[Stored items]
-- begin --

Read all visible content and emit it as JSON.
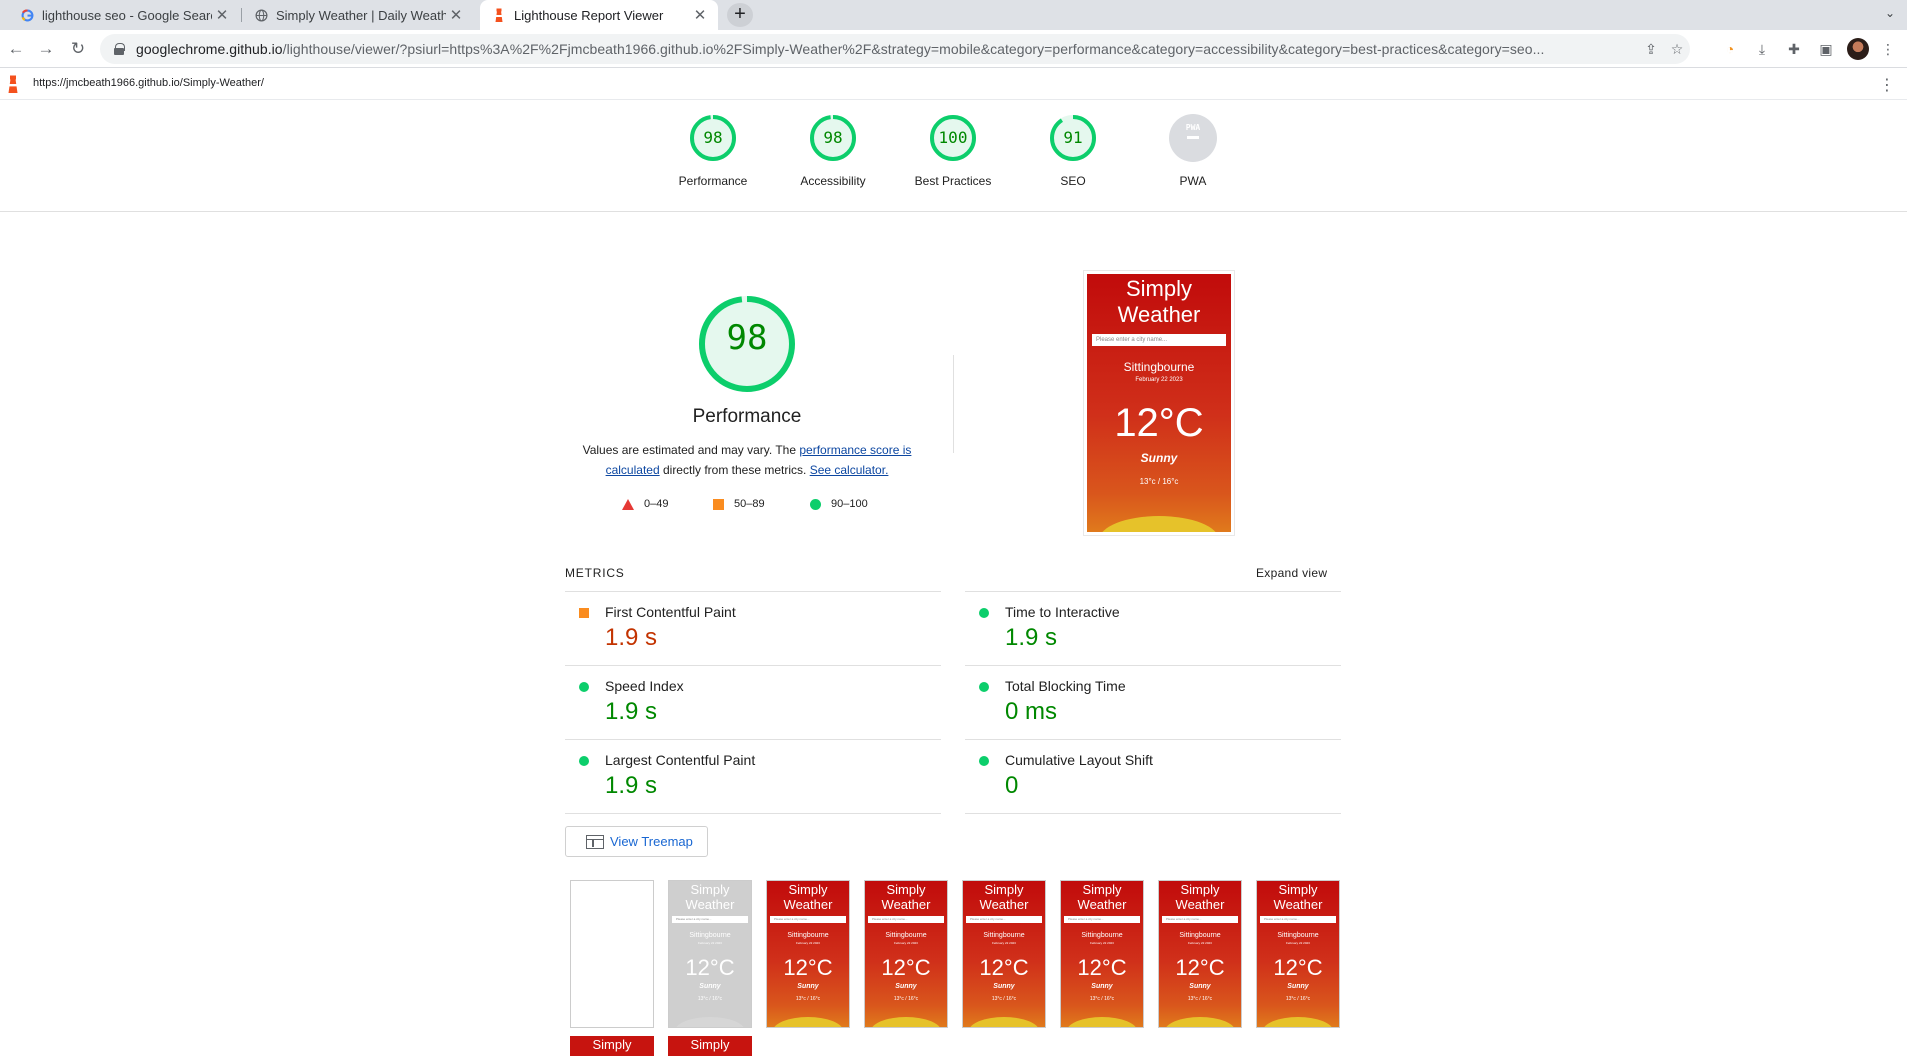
{
  "browser": {
    "tabs": [
      {
        "title": "lighthouse seo - Google Search",
        "icon": "google-icon",
        "active": false
      },
      {
        "title": "Simply Weather | Daily Weather",
        "icon": "globe-icon",
        "active": false
      },
      {
        "title": "Lighthouse Report Viewer",
        "icon": "lighthouse-icon",
        "active": true
      }
    ],
    "url_host": "googlechrome.github.io",
    "url_path": "/lighthouse/viewer/?psiurl=https%3A%2F%2Fjmcbeath1966.github.io%2FSimply-Weather%2F&strategy=mobile&category=performance&category=accessibility&category=best-practices&category=seo..."
  },
  "report": {
    "tested_url": "https://jmcbeath1966.github.io/Simply-Weather/"
  },
  "categories": [
    {
      "label": "Performance",
      "score": "98",
      "value": 98
    },
    {
      "label": "Accessibility",
      "score": "98",
      "value": 98
    },
    {
      "label": "Best Practices",
      "score": "100",
      "value": 100
    },
    {
      "label": "SEO",
      "score": "91",
      "value": 91
    },
    {
      "label": "PWA",
      "score": "PWA",
      "value": null
    }
  ],
  "performance": {
    "score": "98",
    "value": 98,
    "title": "Performance",
    "desc_prefix": "Values are estimated and may vary. The ",
    "desc_link1": "performance score is calculated",
    "desc_middle": " directly from these metrics. ",
    "desc_link2": "See calculator.",
    "legend": [
      {
        "range": "0–49",
        "shape": "triangle",
        "color": "#e53935"
      },
      {
        "range": "50–89",
        "shape": "square",
        "color": "#fa8c1f"
      },
      {
        "range": "90–100",
        "shape": "circle",
        "color": "#0cce6b"
      }
    ]
  },
  "screenshot": {
    "title": "Simply Weather",
    "search_placeholder": "Please enter a city name...",
    "city": "Sittingbourne",
    "date": "February 22 2023",
    "temp": "12°C",
    "condition": "Sunny",
    "range": "13°c / 16°c"
  },
  "metrics": {
    "label": "METRICS",
    "expand_label": "Expand view",
    "items": [
      {
        "name": "First Contentful Paint",
        "value": "1.9 s",
        "rating": "avg"
      },
      {
        "name": "Time to Interactive",
        "value": "1.9 s",
        "rating": "pass"
      },
      {
        "name": "Speed Index",
        "value": "1.9 s",
        "rating": "pass"
      },
      {
        "name": "Total Blocking Time",
        "value": "0 ms",
        "rating": "pass"
      },
      {
        "name": "Largest Contentful Paint",
        "value": "1.9 s",
        "rating": "pass"
      },
      {
        "name": "Cumulative Layout Shift",
        "value": "0",
        "rating": "pass"
      }
    ]
  },
  "treemap": {
    "label": "View Treemap"
  },
  "filmstrip": {
    "frames": [
      "blank",
      "grey",
      "red",
      "red",
      "red",
      "red",
      "red",
      "red"
    ],
    "row2_label": "Simply"
  },
  "colors": {
    "pass": "#0cce6b",
    "pass_text": "#008800",
    "average": "#fa8c1f",
    "average_text": "#c33300",
    "fail": "#e53935",
    "link": "#0d47a1"
  }
}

-- end --

▶ **EXERCISE DESCRIPTION**:
Work through the records above line by line and count those that hold the string "github". Give only the result.

▶ **RESULT OF THE TASK**:
3